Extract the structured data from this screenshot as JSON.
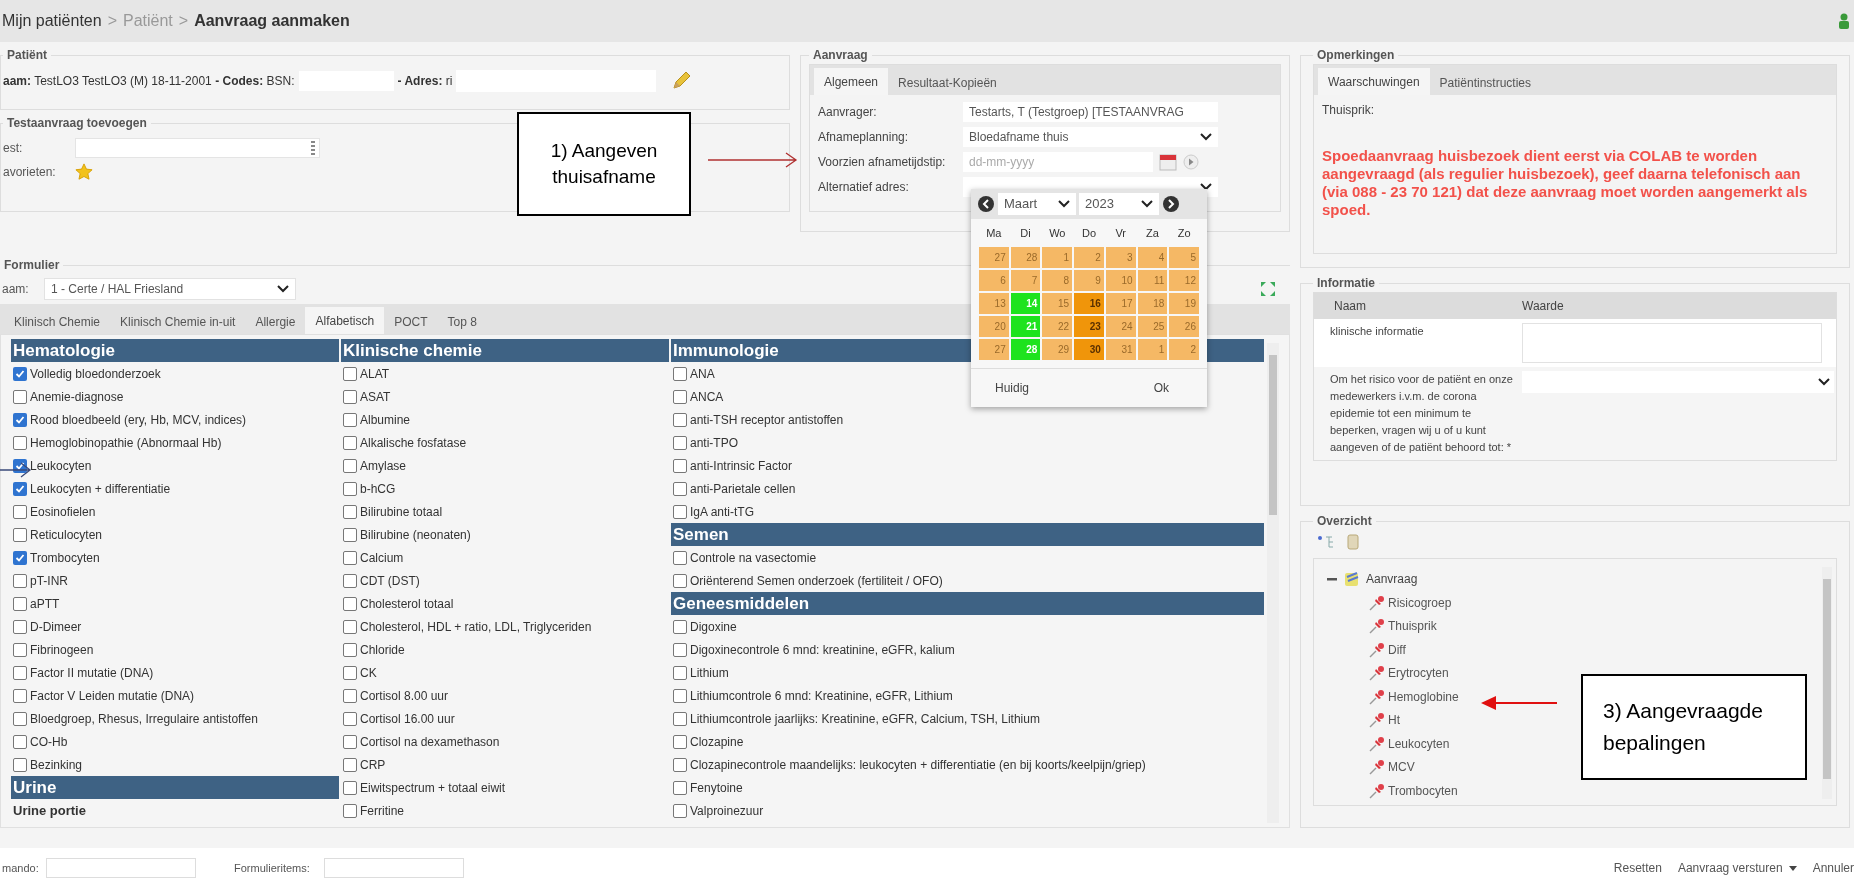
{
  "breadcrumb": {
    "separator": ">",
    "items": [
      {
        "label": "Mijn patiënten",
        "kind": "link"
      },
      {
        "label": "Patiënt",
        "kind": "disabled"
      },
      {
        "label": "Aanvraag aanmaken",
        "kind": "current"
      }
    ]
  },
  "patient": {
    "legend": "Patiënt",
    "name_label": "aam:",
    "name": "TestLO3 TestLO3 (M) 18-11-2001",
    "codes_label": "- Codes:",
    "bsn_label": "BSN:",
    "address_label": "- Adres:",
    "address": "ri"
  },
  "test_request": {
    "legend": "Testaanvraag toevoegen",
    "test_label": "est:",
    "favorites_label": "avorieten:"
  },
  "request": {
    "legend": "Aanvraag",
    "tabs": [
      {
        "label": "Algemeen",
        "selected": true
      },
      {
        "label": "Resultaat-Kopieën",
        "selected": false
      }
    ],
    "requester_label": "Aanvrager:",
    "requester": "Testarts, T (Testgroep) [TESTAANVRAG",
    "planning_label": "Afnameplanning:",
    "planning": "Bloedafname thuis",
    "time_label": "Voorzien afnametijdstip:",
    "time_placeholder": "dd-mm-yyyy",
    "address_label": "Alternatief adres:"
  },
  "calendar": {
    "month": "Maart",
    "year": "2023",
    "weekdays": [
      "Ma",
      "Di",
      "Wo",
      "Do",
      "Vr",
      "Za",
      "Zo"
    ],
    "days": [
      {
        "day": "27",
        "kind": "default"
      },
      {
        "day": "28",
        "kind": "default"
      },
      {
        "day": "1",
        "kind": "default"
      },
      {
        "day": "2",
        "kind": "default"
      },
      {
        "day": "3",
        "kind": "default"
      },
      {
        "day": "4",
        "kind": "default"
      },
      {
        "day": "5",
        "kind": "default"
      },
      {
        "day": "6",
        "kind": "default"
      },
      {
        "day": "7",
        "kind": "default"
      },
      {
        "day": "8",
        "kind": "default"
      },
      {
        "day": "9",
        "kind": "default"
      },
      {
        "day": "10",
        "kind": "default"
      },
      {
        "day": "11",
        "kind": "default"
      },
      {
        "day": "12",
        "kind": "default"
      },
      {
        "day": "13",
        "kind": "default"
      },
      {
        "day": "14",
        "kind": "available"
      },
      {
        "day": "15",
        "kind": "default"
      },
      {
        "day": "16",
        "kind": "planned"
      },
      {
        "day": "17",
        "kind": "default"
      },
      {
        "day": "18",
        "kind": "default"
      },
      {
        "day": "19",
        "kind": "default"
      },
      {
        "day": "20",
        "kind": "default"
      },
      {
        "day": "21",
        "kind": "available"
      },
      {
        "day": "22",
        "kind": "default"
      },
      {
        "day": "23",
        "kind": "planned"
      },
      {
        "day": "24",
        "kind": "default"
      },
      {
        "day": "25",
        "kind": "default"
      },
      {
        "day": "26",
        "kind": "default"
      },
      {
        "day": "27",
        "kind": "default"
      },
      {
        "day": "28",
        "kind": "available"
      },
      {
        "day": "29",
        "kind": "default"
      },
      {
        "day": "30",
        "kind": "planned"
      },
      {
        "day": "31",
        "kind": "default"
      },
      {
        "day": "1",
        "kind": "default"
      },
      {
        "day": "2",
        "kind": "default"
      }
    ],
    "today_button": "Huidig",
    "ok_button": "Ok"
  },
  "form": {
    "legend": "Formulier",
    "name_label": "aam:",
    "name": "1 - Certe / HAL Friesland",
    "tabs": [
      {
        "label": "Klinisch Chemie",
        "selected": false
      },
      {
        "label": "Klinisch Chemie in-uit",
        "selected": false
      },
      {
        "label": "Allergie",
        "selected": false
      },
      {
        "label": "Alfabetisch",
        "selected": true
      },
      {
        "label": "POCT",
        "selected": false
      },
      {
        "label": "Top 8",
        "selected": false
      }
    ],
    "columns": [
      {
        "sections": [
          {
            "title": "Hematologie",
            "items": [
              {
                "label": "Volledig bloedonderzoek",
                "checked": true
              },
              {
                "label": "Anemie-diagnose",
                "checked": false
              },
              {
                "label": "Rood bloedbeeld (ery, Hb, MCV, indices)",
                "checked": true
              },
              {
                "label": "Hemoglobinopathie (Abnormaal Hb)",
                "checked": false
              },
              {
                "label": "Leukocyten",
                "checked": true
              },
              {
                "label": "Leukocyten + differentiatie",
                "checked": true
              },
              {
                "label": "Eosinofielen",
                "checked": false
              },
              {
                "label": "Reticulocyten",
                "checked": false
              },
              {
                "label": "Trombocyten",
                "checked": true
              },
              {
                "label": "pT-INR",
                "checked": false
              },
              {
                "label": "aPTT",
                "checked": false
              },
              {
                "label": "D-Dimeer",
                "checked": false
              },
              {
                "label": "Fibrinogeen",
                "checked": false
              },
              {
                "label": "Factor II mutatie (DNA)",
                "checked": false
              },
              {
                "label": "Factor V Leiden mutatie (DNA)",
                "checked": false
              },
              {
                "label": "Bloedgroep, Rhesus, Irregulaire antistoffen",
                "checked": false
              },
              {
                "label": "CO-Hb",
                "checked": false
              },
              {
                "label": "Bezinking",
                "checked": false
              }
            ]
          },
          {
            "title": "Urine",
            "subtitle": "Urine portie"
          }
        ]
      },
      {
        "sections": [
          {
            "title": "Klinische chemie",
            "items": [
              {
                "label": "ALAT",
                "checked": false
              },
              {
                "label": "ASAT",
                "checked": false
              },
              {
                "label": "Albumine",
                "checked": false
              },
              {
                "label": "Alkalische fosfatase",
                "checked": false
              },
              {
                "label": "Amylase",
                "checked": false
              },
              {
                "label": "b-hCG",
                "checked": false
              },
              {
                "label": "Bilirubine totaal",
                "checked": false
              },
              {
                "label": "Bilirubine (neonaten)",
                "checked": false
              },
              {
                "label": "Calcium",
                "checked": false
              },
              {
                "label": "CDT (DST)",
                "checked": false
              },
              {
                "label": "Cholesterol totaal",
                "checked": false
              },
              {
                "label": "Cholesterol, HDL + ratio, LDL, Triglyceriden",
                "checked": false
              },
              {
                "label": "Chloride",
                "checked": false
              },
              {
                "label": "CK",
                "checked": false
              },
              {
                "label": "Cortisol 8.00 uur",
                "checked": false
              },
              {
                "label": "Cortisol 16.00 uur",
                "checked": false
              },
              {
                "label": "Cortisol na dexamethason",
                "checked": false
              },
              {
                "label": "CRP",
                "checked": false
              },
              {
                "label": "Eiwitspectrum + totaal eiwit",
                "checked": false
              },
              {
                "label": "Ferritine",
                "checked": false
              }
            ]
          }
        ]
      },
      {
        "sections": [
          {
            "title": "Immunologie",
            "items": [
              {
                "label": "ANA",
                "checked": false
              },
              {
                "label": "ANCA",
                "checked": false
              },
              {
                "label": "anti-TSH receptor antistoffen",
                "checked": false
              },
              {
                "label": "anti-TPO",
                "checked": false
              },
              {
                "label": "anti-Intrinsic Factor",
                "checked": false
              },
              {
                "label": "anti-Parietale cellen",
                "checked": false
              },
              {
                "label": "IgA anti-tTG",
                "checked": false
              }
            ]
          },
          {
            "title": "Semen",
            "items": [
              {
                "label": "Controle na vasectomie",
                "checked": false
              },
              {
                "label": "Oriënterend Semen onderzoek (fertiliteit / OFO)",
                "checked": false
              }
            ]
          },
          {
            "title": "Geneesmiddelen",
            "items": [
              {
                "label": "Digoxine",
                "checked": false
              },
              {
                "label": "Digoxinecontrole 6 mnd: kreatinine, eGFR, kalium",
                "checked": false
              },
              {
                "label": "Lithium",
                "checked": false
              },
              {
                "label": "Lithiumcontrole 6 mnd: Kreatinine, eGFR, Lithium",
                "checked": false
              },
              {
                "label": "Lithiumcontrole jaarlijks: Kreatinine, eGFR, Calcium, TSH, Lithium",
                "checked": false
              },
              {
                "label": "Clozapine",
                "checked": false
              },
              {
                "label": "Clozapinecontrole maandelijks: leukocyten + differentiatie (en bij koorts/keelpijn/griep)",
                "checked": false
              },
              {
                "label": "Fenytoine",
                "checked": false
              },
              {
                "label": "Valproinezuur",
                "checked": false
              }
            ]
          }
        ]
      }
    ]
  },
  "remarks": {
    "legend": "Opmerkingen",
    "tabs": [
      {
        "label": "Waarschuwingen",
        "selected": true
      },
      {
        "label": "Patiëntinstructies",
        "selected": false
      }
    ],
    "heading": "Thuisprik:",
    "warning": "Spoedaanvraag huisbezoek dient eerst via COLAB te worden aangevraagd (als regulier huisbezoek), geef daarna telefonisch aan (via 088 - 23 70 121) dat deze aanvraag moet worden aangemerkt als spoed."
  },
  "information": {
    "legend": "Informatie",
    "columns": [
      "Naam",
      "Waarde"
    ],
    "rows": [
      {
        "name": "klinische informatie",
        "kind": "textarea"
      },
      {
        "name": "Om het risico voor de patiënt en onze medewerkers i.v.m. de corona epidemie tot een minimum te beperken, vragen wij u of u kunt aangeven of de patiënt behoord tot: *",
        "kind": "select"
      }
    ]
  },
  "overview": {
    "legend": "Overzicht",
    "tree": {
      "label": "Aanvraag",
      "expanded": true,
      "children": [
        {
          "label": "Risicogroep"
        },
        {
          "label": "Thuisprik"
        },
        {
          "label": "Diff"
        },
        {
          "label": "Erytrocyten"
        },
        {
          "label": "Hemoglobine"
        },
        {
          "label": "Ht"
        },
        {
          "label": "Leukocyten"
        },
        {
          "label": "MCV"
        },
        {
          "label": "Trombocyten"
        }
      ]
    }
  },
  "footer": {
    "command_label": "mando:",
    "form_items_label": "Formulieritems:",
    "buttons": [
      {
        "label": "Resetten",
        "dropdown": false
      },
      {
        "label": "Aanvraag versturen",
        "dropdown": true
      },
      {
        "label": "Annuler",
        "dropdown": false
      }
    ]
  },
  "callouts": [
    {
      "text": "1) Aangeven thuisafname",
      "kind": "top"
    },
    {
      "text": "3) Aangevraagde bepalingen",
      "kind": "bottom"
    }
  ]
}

···

GIVEN EXERCISE:
Work out how many lines of the data hold the string "antistoffen". Reply with that number alone.

THE ANSWER:
2